## [Problem description]
Track down the lines that contain "Mapping" and copy them.

Dataset items:
====================
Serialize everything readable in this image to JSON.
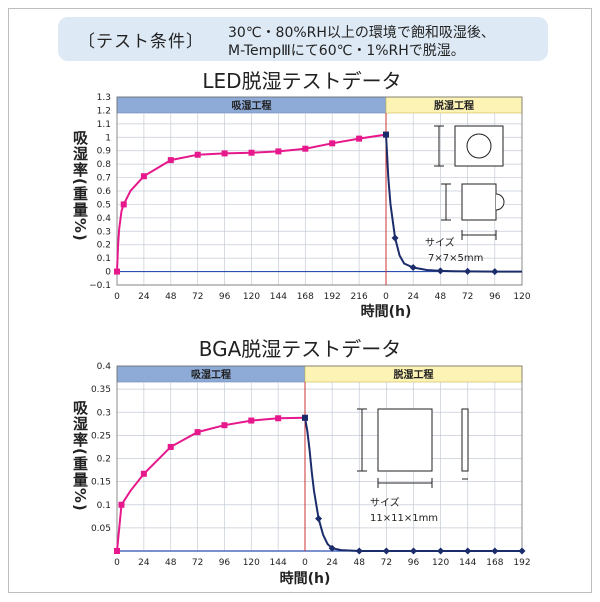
{
  "header": {
    "label": "〔テスト条件〕",
    "condition_line1": "30℃・80%RH以上の環境で飽和吸湿後、",
    "condition_line2": "M-TempⅢにて60℃・1%RHで脱湿。"
  },
  "colors": {
    "absorb_series": "#e6188b",
    "desorb_series": "#1b2c6b",
    "absorb_band": "#8eaad6",
    "desorb_band": "#fdf3b5",
    "grid": "#c5ccd6",
    "baseline": "#2b4fb0",
    "divider": "#cc3333"
  },
  "chart_data": [
    {
      "type": "line",
      "title": "LED脱湿テストデータ",
      "ylabel": "吸湿率(重量%)",
      "xlabel": "時間(h)",
      "phase_absorb": "吸湿工程",
      "phase_desorb": "脱湿工程",
      "size_label": "サイズ",
      "size_value": "7×7×5mm",
      "ylim": [
        -0.1,
        1.3
      ],
      "yticks": [
        "1.3",
        "1.1",
        "0.9",
        "0.7",
        "0.5",
        "0.3",
        "0.1",
        "-0.1"
      ],
      "y_ticks_values": [
        1.3,
        1.2,
        1.1,
        1,
        0.9,
        0.8,
        0.7,
        0.6,
        0.5,
        0.4,
        0.3,
        0.2,
        0.1,
        0,
        -0.1
      ],
      "y_ticks_labels": [
        "1.3",
        "1.2",
        "1.1",
        "1",
        "0.9",
        "0.8",
        "0.7",
        "0.6",
        "0.5",
        "0.4",
        "0.3",
        "0.2",
        "0.1",
        "0",
        "−0.1"
      ],
      "absorb_xlim": [
        0,
        240
      ],
      "absorb_xticks": [
        "0",
        "24",
        "48",
        "72",
        "96",
        "120",
        "144",
        "168",
        "192",
        "216",
        "0"
      ],
      "absorb_xtick_values": [
        0,
        24,
        48,
        72,
        96,
        120,
        144,
        168,
        192,
        216,
        240
      ],
      "desorb_xlim": [
        0,
        120
      ],
      "desorb_xticks": [
        "24",
        "48",
        "72",
        "96",
        "120"
      ],
      "desorb_xtick_values": [
        24,
        48,
        72,
        96,
        120
      ],
      "series": [
        {
          "name": "吸湿工程",
          "x": [
            0,
            1,
            2,
            4,
            6,
            12,
            24,
            48,
            72,
            96,
            120,
            144,
            168,
            192,
            216,
            240
          ],
          "y": [
            0,
            0.2,
            0.32,
            0.45,
            0.5,
            0.6,
            0.71,
            0.83,
            0.87,
            0.88,
            0.885,
            0.895,
            0.915,
            0.955,
            0.99,
            1.02
          ],
          "markers": [
            0,
            4,
            6,
            7,
            8,
            9,
            10,
            11,
            12,
            13,
            14,
            15
          ]
        },
        {
          "name": "脱湿工程",
          "x": [
            0,
            1,
            2,
            4,
            8,
            12,
            16,
            24,
            36,
            48,
            60,
            72,
            84,
            96,
            108,
            120
          ],
          "y": [
            1.02,
            0.87,
            0.7,
            0.5,
            0.25,
            0.12,
            0.06,
            0.03,
            0.012,
            0.005,
            0.002,
            0.001,
            0.0005,
            0,
            0,
            0
          ],
          "markers": [
            0,
            4,
            7,
            9,
            11,
            13
          ]
        }
      ]
    },
    {
      "type": "line",
      "title": "BGA脱湿テストデータ",
      "ylabel": "吸湿率(重量%)",
      "xlabel": "時間(h)",
      "phase_absorb": "吸湿工程",
      "phase_desorb": "脱湿工程",
      "size_label": "サイズ",
      "size_value": "11×11×1mm",
      "ylim": [
        0,
        0.4
      ],
      "y_ticks_values": [
        0.4,
        0.35,
        0.3,
        0.25,
        0.2,
        0.15,
        0.1,
        0.05
      ],
      "y_ticks_labels": [
        "0.4",
        "0.35",
        "0.3",
        "0.25",
        "0.2",
        "0.15",
        "0.1",
        "0.05"
      ],
      "absorb_xlim": [
        0,
        168
      ],
      "absorb_xticks": [
        "0",
        "24",
        "48",
        "72",
        "96",
        "120",
        "144"
      ],
      "absorb_xtick_values": [
        0,
        24,
        48,
        72,
        96,
        120,
        144
      ],
      "desorb_xlim": [
        0,
        192
      ],
      "desorb_xticks": [
        "0",
        "24",
        "48",
        "72",
        "96",
        "120",
        "144",
        "168",
        "192"
      ],
      "desorb_xtick_values": [
        0,
        24,
        48,
        72,
        96,
        120,
        144,
        168,
        192
      ],
      "series": [
        {
          "name": "吸湿工程",
          "x": [
            0,
            4,
            12,
            24,
            48,
            72,
            96,
            120,
            144,
            168
          ],
          "y": [
            0,
            0.1,
            0.13,
            0.167,
            0.225,
            0.257,
            0.272,
            0.282,
            0.287,
            0.288
          ],
          "markers": [
            0,
            1,
            3,
            4,
            5,
            6,
            7,
            8,
            9
          ]
        },
        {
          "name": "脱湿工程",
          "x": [
            0,
            2,
            4,
            6,
            8,
            12,
            16,
            20,
            24,
            32,
            48,
            72,
            96,
            120,
            144,
            168,
            192
          ],
          "y": [
            0.288,
            0.26,
            0.22,
            0.17,
            0.13,
            0.07,
            0.035,
            0.015,
            0.006,
            0.002,
            0,
            0,
            0,
            0,
            0,
            0,
            0
          ],
          "markers": [
            0,
            5,
            8,
            10,
            11,
            12,
            13,
            14,
            15,
            16
          ]
        }
      ]
    }
  ]
}
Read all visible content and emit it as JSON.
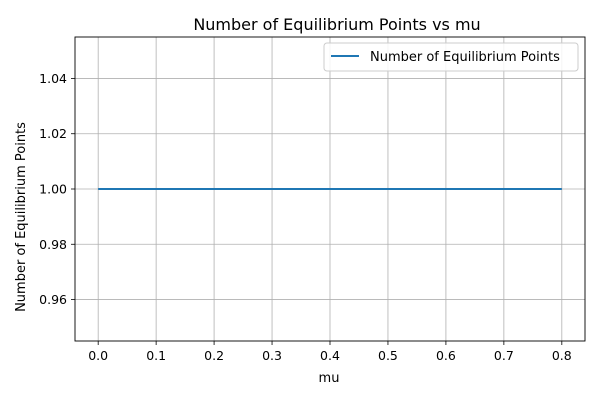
{
  "chart_data": {
    "type": "line",
    "title": "Number of Equilibrium Points vs mu",
    "xlabel": "mu",
    "ylabel": "Number of Equilibrium Points",
    "xlim": [
      -0.04,
      0.84
    ],
    "ylim": [
      0.945,
      1.055
    ],
    "xticks": [
      0.0,
      0.1,
      0.2,
      0.3,
      0.4,
      0.5,
      0.6,
      0.7,
      0.8
    ],
    "xtick_labels": [
      "0.0",
      "0.1",
      "0.2",
      "0.3",
      "0.4",
      "0.5",
      "0.6",
      "0.7",
      "0.8"
    ],
    "yticks": [
      0.96,
      0.98,
      1.0,
      1.02,
      1.04
    ],
    "ytick_labels": [
      "0.96",
      "0.98",
      "1.00",
      "1.02",
      "1.04"
    ],
    "grid": true,
    "legend_position": "top-right",
    "series": [
      {
        "name": "Number of Equilibrium Points",
        "color": "#1f77b4",
        "x": [
          0.0,
          0.8
        ],
        "y": [
          1.0,
          1.0
        ]
      }
    ]
  }
}
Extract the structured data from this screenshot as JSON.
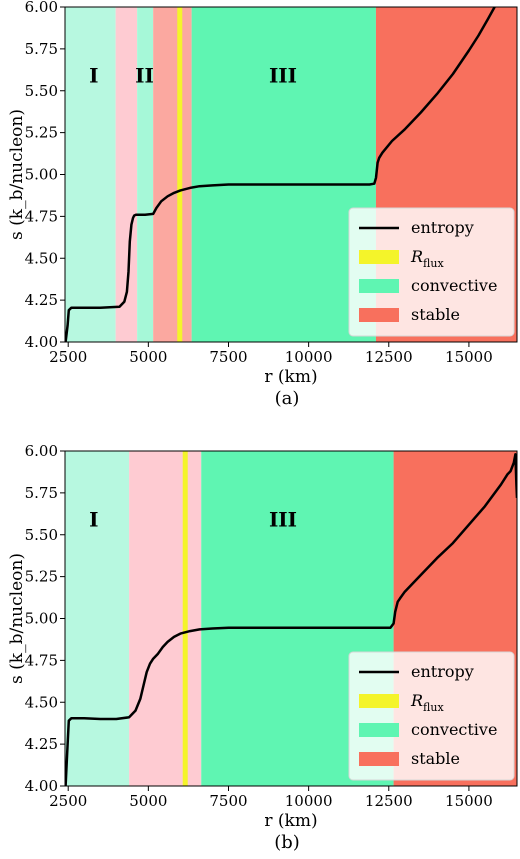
{
  "chart_data": [
    {
      "type": "line",
      "caption": "(a)",
      "xlabel": "r (km)",
      "ylabel": "s (k_b/nucleon)",
      "xlim": [
        2400,
        16500
      ],
      "ylim": [
        4.0,
        6.0
      ],
      "xticks": [
        2500,
        5000,
        7500,
        10000,
        12500,
        15000
      ],
      "yticks": [
        4.0,
        4.25,
        4.5,
        4.75,
        5.0,
        5.25,
        5.5,
        5.75,
        6.0
      ],
      "xtick_labels": [
        "2500",
        "5000",
        "7500",
        "10000",
        "12500",
        "15000"
      ],
      "ytick_labels": [
        "4.00",
        "4.25",
        "4.50",
        "4.75",
        "5.00",
        "5.25",
        "5.50",
        "5.75",
        "6.00"
      ],
      "legend": {
        "placement": "lower-right",
        "entries": [
          {
            "label": "entropy",
            "symbol": "line",
            "color": "#000000"
          },
          {
            "label": "R",
            "subscript": "flux",
            "symbol": "patch",
            "color": "#f4f42a"
          },
          {
            "label": "convective",
            "symbol": "patch",
            "color": "#5ff5b2"
          },
          {
            "label": "stable",
            "symbol": "patch",
            "color": "#f8705d"
          }
        ]
      },
      "bands": [
        {
          "x0": 2400,
          "x1": 3980,
          "color": "#b7f8e0"
        },
        {
          "x0": 3980,
          "x1": 4650,
          "color": "#fecbd2"
        },
        {
          "x0": 4650,
          "x1": 5150,
          "color": "#a6f8d8"
        },
        {
          "x0": 5150,
          "x1": 6350,
          "color": "#fba8a0"
        },
        {
          "x0": 6350,
          "x1": 12100,
          "color": "#5ff5b2"
        },
        {
          "x0": 12100,
          "x1": 16500,
          "color": "#f8705d"
        }
      ],
      "rflux": 5980,
      "region_labels": [
        {
          "text": "I",
          "x": 3300,
          "y": 5.55
        },
        {
          "text": "II",
          "x": 4880,
          "y": 5.55
        },
        {
          "text": "III",
          "x": 9200,
          "y": 5.55
        }
      ],
      "series": [
        {
          "x": [
            2420,
            2480,
            2520,
            2600,
            3000,
            3500,
            4100,
            4250,
            4330,
            4380,
            4420,
            4470,
            4520,
            4560,
            4620,
            4700,
            4900,
            5150,
            5250,
            5400,
            5600,
            5800,
            6000,
            6300,
            6600,
            7000,
            7500,
            8500,
            10000,
            11500,
            11900,
            12050,
            12100,
            12150,
            12200,
            12300,
            12600,
            13000,
            13500,
            14000,
            14500,
            15000,
            15300,
            15600,
            15800
          ],
          "y": [
            4.0,
            4.1,
            4.19,
            4.205,
            4.205,
            4.205,
            4.21,
            4.24,
            4.3,
            4.42,
            4.6,
            4.7,
            4.74,
            4.755,
            4.76,
            4.76,
            4.76,
            4.765,
            4.8,
            4.84,
            4.87,
            4.89,
            4.905,
            4.92,
            4.93,
            4.935,
            4.94,
            4.94,
            4.94,
            4.94,
            4.94,
            4.945,
            4.98,
            5.07,
            5.1,
            5.13,
            5.2,
            5.27,
            5.37,
            5.48,
            5.6,
            5.74,
            5.83,
            5.93,
            6.0
          ]
        }
      ]
    },
    {
      "type": "line",
      "caption": "(b)",
      "xlabel": "r (km)",
      "ylabel": "s (k_b/nucleon)",
      "xlim": [
        2400,
        16500
      ],
      "ylim": [
        4.0,
        6.0
      ],
      "xticks": [
        2500,
        5000,
        7500,
        10000,
        12500,
        15000
      ],
      "yticks": [
        4.0,
        4.25,
        4.5,
        4.75,
        5.0,
        5.25,
        5.5,
        5.75,
        6.0
      ],
      "xtick_labels": [
        "2500",
        "5000",
        "7500",
        "10000",
        "12500",
        "15000"
      ],
      "ytick_labels": [
        "4.00",
        "4.25",
        "4.50",
        "4.75",
        "5.00",
        "5.25",
        "5.50",
        "5.75",
        "6.00"
      ],
      "legend": {
        "placement": "lower-right",
        "entries": [
          {
            "label": "entropy",
            "symbol": "line",
            "color": "#000000"
          },
          {
            "label": "R",
            "subscript": "flux",
            "symbol": "patch",
            "color": "#f4f42a"
          },
          {
            "label": "convective",
            "symbol": "patch",
            "color": "#5ff5b2"
          },
          {
            "label": "stable",
            "symbol": "patch",
            "color": "#f8705d"
          }
        ]
      },
      "bands": [
        {
          "x0": 2400,
          "x1": 4400,
          "color": "#b7f8e0"
        },
        {
          "x0": 4400,
          "x1": 6650,
          "color": "#fecbd2"
        },
        {
          "x0": 6650,
          "x1": 12650,
          "color": "#5ff5b2"
        },
        {
          "x0": 12650,
          "x1": 16500,
          "color": "#f8705d"
        }
      ],
      "rflux": 6150,
      "region_labels": [
        {
          "text": "I",
          "x": 3300,
          "y": 5.55
        },
        {
          "text": "III",
          "x": 9200,
          "y": 5.55
        }
      ],
      "series": [
        {
          "x": [
            2420,
            2470,
            2520,
            2600,
            3000,
            3500,
            4000,
            4400,
            4600,
            4750,
            4850,
            4950,
            5050,
            5150,
            5300,
            5450,
            5600,
            5800,
            6000,
            6300,
            6600,
            7000,
            7500,
            8500,
            10000,
            12000,
            12550,
            12650,
            12700,
            12780,
            12850,
            13000,
            13500,
            14000,
            14500,
            15000,
            15500,
            16000,
            16200,
            16300,
            16400,
            16450,
            16480,
            16500
          ],
          "y": [
            4.0,
            4.2,
            4.39,
            4.405,
            4.405,
            4.4,
            4.4,
            4.41,
            4.45,
            4.52,
            4.6,
            4.68,
            4.73,
            4.76,
            4.79,
            4.83,
            4.86,
            4.89,
            4.91,
            4.925,
            4.935,
            4.94,
            4.945,
            4.945,
            4.945,
            4.945,
            4.945,
            4.97,
            5.04,
            5.1,
            5.12,
            5.16,
            5.26,
            5.36,
            5.45,
            5.56,
            5.67,
            5.8,
            5.86,
            5.88,
            5.93,
            5.98,
            5.8,
            5.72
          ]
        }
      ]
    }
  ]
}
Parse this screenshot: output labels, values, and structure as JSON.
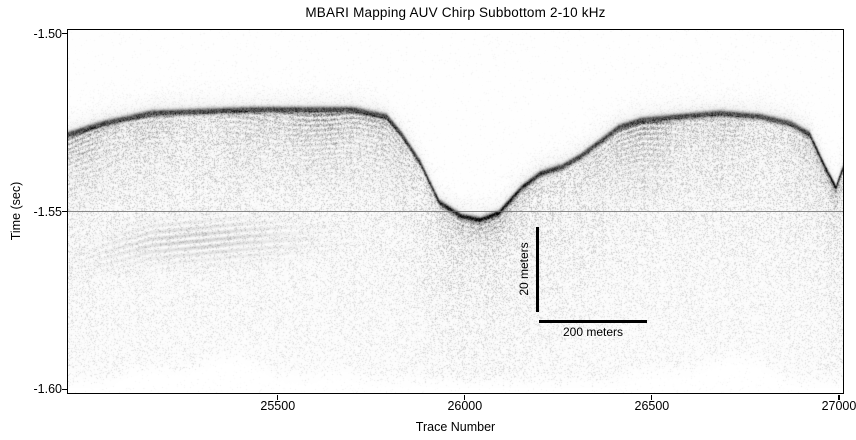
{
  "title": "MBARI Mapping AUV Chirp Subbottom 2-10 kHz",
  "axes": {
    "x": {
      "label": "Trace Number",
      "range": [
        24940,
        27010
      ],
      "ticks": [
        {
          "value": 25500,
          "label": "25500"
        },
        {
          "value": 26000,
          "label": "26000"
        },
        {
          "value": 26500,
          "label": "26500"
        },
        {
          "value": 27000,
          "label": "27000"
        }
      ]
    },
    "y": {
      "label": "Time (sec)",
      "range_sec": [
        -1.499,
        -1.601
      ],
      "ticks": [
        {
          "value": -1.5,
          "label": "-1.50"
        },
        {
          "value": -1.55,
          "label": "-1.55"
        },
        {
          "value": -1.6,
          "label": "-1.60"
        }
      ],
      "gridline_at": -1.55
    }
  },
  "scale_bar": {
    "vertical_label": "20 meters",
    "horizontal_label": "200 meters"
  },
  "colors": {
    "ink": "#000000",
    "gridline": "#696969",
    "background": "#ffffff"
  },
  "chart_data": {
    "type": "heatmap",
    "title": "MBARI Mapping AUV Chirp Subbottom 2-10 kHz",
    "xlabel": "Trace Number",
    "ylabel": "Time (sec)",
    "x_range": [
      24940,
      27010
    ],
    "time_range_sec": [
      -1.499,
      -1.601
    ],
    "x_ticks": [
      25500,
      26000,
      26500,
      27000
    ],
    "y_ticks": [
      -1.5,
      -1.55,
      -1.6
    ],
    "gridline_time_sec": -1.55,
    "colormap": "grayscale, dark = strong acoustic reflection",
    "description": "Chirp subbottom sonar profile: flat-lying layered sediment terraces at ~-1.521 s incised by two channels; diffuse acoustic penetration fading by ~-1.595 s.",
    "seafloor_profile": {
      "trace": [
        24940,
        25030,
        25160,
        25430,
        25700,
        25790,
        25830,
        25880,
        25930,
        25990,
        26040,
        26090,
        26150,
        26200,
        26260,
        26310,
        26360,
        26410,
        26470,
        26570,
        26680,
        26790,
        26870,
        26920,
        26960,
        26990,
        27010
      ],
      "time_sec": [
        -1.528,
        -1.525,
        -1.522,
        -1.521,
        -1.521,
        -1.523,
        -1.528,
        -1.536,
        -1.547,
        -1.551,
        -1.552,
        -1.55,
        -1.543,
        -1.539,
        -1.537,
        -1.534,
        -1.53,
        -1.526,
        -1.524,
        -1.523,
        -1.522,
        -1.523,
        -1.525,
        -1.528,
        -1.537,
        -1.543,
        -1.537
      ]
    },
    "features": {
      "channels": [
        {
          "center_trace": 26060,
          "width_traces": 260,
          "floor_time_sec": -1.552
        },
        {
          "center_trace": 26975,
          "width_traces": 90,
          "floor_time_sec": -1.544
        }
      ],
      "layered_reflectors_thickness_sec": 0.02,
      "acoustic_penetration_bottom_time_sec": -1.595
    },
    "scale_bar": {
      "vertical": "20 meters",
      "horizontal": "200 meters"
    },
    "legend": null
  }
}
====================
## [Problem solution]
  "title": "MBARI Mapping AUV Chirp Subbottom 2-10 kHz",
    "title": "MBARI Mapping AUV Chirp Subbottom 2-10 kHz",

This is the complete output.